**Data listing:**
╔══

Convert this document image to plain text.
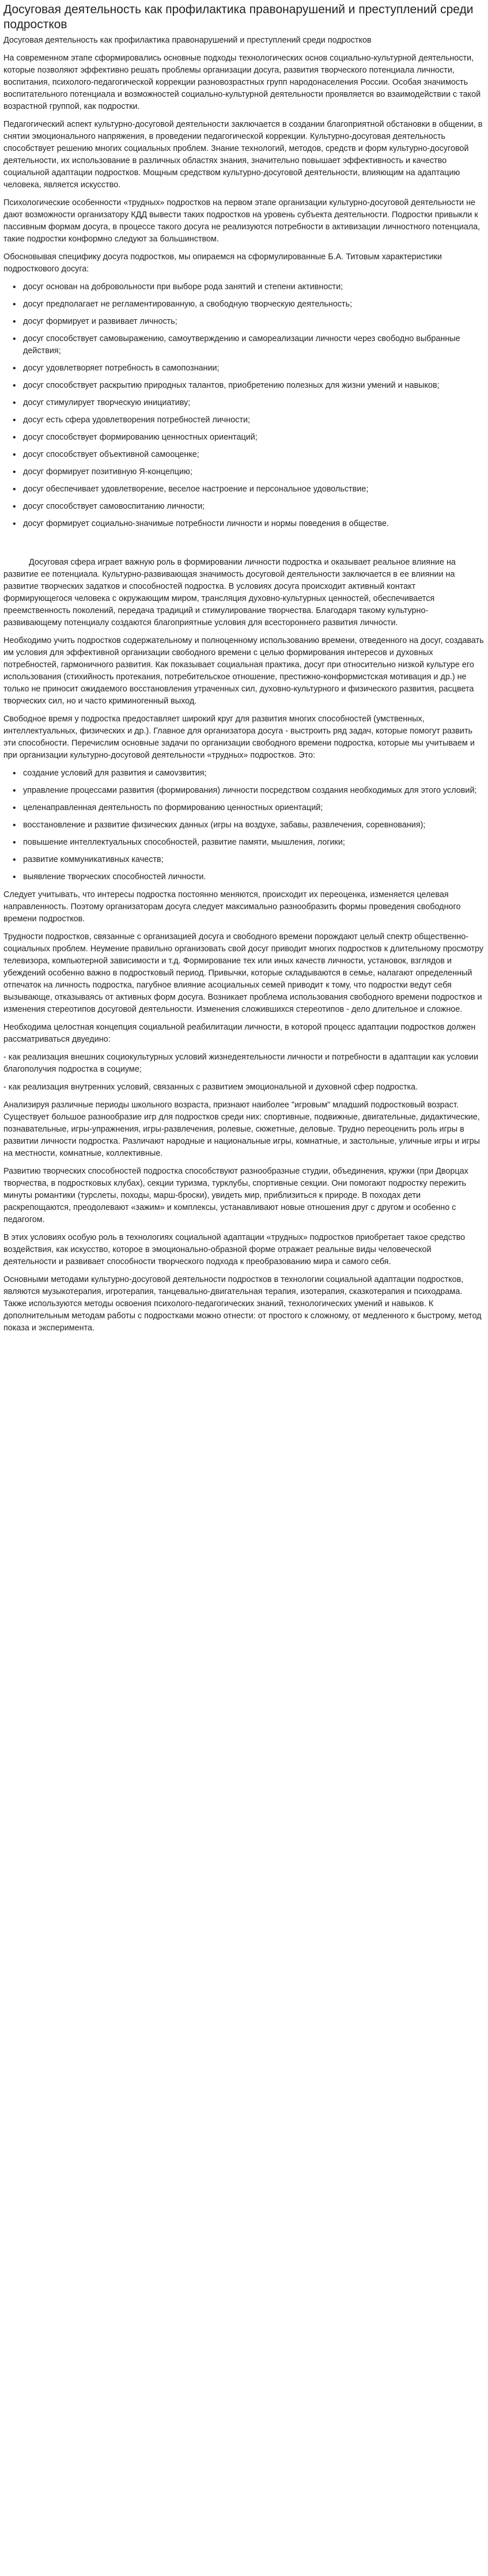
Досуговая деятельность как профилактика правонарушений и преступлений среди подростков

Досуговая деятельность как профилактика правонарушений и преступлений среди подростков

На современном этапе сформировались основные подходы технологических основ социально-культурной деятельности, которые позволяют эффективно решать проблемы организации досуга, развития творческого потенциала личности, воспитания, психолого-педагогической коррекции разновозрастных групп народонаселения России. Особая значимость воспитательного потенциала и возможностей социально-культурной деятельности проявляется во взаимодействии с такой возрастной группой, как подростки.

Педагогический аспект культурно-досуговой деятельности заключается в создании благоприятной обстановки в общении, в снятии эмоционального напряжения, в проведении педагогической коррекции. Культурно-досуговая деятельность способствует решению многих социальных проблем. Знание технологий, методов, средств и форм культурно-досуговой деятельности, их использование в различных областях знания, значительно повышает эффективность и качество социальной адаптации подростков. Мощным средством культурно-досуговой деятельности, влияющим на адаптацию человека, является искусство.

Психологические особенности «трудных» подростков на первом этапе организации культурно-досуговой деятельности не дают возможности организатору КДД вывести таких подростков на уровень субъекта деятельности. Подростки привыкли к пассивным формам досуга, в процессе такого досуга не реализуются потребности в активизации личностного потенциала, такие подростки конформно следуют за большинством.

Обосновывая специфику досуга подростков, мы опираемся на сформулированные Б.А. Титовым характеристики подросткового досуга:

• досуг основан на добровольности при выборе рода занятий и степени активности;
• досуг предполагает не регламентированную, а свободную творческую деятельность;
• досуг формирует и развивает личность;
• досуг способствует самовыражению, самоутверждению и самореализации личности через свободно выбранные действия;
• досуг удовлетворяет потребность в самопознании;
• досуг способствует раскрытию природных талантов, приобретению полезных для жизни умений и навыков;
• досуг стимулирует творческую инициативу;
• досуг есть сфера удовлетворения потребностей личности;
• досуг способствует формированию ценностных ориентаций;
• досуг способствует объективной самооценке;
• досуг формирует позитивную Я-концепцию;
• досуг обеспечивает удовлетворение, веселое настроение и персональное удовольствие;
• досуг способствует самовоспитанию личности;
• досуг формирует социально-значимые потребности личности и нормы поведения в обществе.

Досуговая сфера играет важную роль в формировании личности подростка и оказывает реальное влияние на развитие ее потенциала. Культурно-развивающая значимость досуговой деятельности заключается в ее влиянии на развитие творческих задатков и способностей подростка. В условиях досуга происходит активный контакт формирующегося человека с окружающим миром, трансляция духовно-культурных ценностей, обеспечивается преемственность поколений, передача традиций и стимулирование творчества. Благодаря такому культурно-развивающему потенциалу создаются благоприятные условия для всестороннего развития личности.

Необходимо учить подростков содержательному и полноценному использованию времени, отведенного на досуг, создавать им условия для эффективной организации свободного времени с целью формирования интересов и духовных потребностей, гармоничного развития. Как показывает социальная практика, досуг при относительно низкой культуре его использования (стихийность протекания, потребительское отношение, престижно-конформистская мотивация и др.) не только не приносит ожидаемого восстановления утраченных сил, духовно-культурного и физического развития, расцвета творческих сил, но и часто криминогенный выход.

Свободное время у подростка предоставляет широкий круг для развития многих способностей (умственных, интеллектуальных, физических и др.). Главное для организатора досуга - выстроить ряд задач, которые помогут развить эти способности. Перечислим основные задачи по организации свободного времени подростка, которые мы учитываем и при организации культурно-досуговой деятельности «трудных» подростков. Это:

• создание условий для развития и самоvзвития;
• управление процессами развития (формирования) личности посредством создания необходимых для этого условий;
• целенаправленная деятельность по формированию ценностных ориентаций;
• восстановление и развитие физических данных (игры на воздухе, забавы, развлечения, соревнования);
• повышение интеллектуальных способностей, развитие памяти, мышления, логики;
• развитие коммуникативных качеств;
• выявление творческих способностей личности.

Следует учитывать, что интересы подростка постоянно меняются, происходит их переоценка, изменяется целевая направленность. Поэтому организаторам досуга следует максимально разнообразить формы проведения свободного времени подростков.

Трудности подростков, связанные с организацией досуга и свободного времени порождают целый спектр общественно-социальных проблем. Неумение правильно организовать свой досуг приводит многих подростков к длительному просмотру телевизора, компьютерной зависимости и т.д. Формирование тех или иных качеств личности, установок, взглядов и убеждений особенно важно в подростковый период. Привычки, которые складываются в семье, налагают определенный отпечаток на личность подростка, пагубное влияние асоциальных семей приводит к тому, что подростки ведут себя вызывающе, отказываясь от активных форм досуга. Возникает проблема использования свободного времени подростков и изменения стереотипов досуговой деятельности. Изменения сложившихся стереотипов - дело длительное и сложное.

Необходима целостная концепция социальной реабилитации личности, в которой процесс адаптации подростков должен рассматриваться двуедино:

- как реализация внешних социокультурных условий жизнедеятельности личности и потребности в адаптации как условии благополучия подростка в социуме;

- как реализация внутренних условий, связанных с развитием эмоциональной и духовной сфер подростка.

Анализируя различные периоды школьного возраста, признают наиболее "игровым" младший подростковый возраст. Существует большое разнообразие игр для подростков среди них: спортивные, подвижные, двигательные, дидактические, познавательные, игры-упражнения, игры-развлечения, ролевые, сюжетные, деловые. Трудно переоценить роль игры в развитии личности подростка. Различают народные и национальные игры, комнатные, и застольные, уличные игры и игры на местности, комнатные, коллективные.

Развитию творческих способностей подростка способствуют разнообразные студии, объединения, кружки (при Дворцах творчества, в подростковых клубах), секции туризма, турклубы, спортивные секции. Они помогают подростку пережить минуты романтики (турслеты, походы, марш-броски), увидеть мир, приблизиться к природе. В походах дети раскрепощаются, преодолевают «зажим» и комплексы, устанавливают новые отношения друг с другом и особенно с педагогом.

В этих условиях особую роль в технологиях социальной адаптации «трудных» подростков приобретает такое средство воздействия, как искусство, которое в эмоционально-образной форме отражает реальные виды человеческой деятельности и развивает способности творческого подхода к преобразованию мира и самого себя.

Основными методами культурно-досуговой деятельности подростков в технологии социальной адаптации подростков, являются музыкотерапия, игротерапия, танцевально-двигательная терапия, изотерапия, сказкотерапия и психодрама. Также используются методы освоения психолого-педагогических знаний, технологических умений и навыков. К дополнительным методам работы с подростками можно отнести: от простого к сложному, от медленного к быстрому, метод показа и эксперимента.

╚══
╔══

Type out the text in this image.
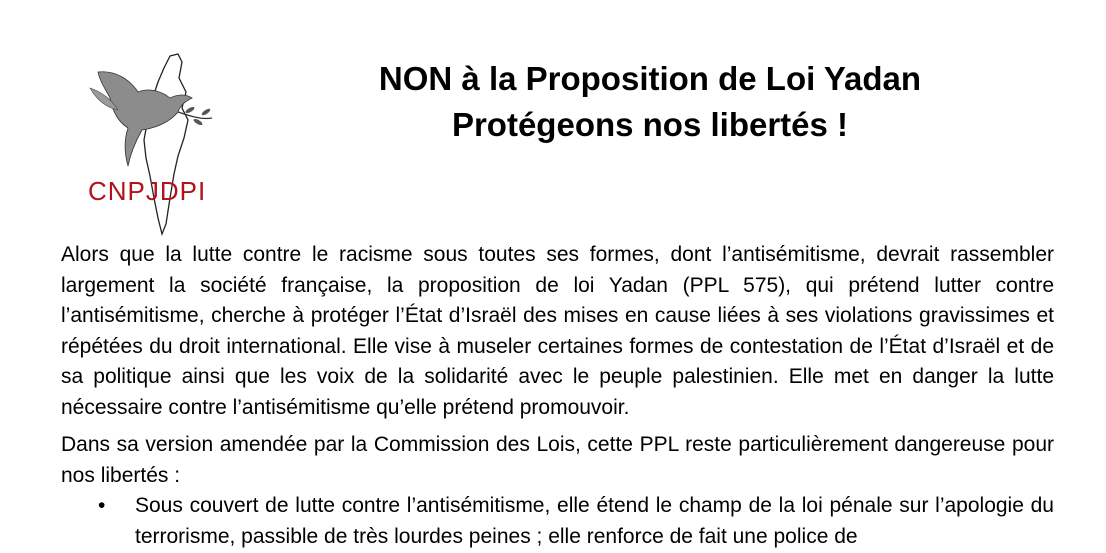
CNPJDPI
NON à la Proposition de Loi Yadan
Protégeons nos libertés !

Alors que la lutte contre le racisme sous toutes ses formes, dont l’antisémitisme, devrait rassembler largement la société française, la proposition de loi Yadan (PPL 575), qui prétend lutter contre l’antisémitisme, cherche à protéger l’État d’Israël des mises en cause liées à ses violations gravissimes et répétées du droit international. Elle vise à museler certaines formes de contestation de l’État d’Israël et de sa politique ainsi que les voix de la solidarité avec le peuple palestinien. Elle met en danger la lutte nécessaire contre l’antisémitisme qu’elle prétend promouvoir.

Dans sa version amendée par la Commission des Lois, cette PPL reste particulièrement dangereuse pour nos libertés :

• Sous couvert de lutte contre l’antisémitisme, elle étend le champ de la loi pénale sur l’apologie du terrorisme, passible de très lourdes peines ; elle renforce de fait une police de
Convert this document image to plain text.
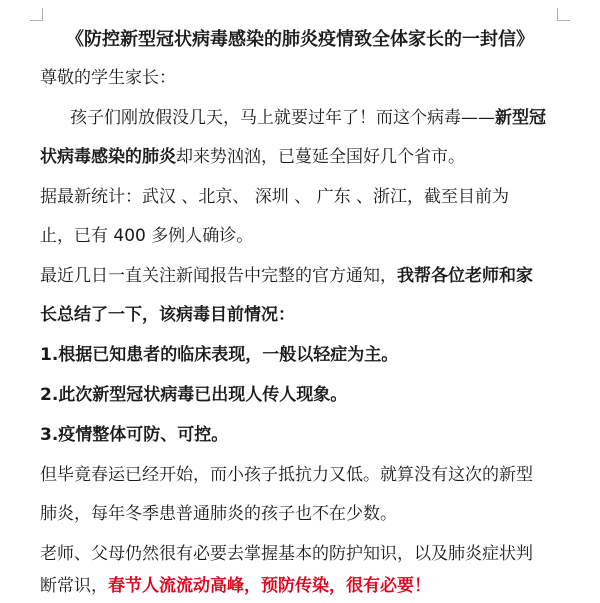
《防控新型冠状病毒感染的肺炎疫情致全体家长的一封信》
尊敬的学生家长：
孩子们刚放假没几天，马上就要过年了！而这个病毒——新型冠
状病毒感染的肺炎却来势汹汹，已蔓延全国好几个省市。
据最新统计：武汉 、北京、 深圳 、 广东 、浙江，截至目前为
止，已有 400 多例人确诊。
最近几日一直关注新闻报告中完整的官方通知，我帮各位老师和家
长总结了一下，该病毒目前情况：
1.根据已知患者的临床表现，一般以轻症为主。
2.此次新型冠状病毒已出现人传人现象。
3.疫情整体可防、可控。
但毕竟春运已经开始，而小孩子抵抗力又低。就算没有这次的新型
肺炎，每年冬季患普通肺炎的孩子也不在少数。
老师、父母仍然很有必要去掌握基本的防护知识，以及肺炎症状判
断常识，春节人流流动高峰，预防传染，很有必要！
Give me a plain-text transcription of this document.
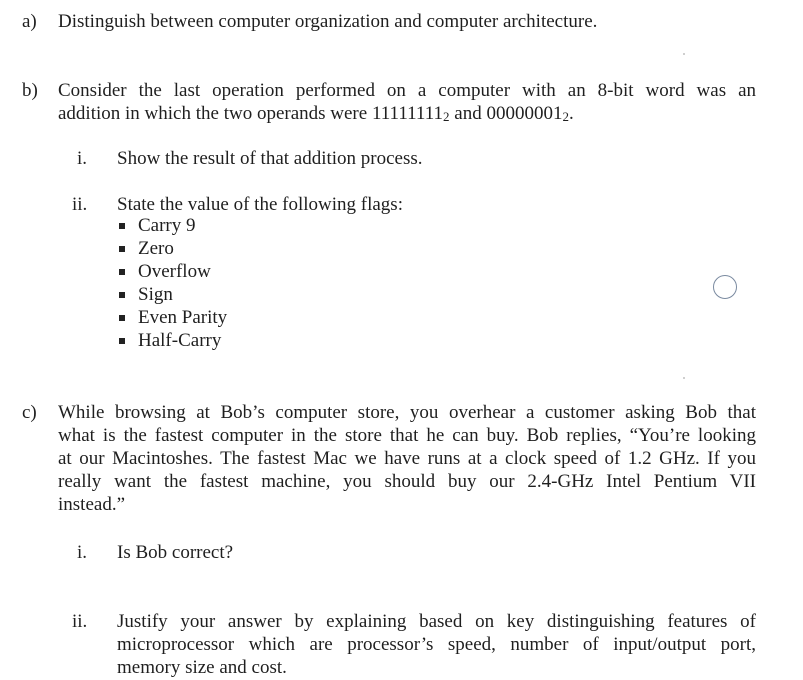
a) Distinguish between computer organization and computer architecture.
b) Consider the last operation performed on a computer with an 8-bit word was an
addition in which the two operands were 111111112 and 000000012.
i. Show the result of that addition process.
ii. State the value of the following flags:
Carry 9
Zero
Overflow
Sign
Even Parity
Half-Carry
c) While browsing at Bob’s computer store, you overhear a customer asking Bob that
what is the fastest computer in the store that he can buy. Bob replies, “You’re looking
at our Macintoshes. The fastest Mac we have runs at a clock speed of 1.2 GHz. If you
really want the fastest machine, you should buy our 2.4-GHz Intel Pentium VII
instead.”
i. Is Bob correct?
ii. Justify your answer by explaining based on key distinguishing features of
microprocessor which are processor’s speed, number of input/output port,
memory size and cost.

╚══

**Problem details:** Each line that holds the word "потребностей" is to be copied.

**Result of this task:**
• досуг есть сфера удовлетворения потребностей личности;
Необходимо учить подростков содержательному и полноценному использованию времени, отведенного на досуг, создавать им условия для эффективной организации свободного времени с целью формирования интересов и духовных потребностей, гармоничного развития. Как показывает социальная практика, досуг при относительно низкой культуре его использования (стихийность протекания, потребительское отношение, престижно-конформистская мотивация и др.) не только не приносит ожидаемого восстановления утраченных сил, духовно-культурного и физического развития, расцвета творческих сил, но и часто криминогенный выход.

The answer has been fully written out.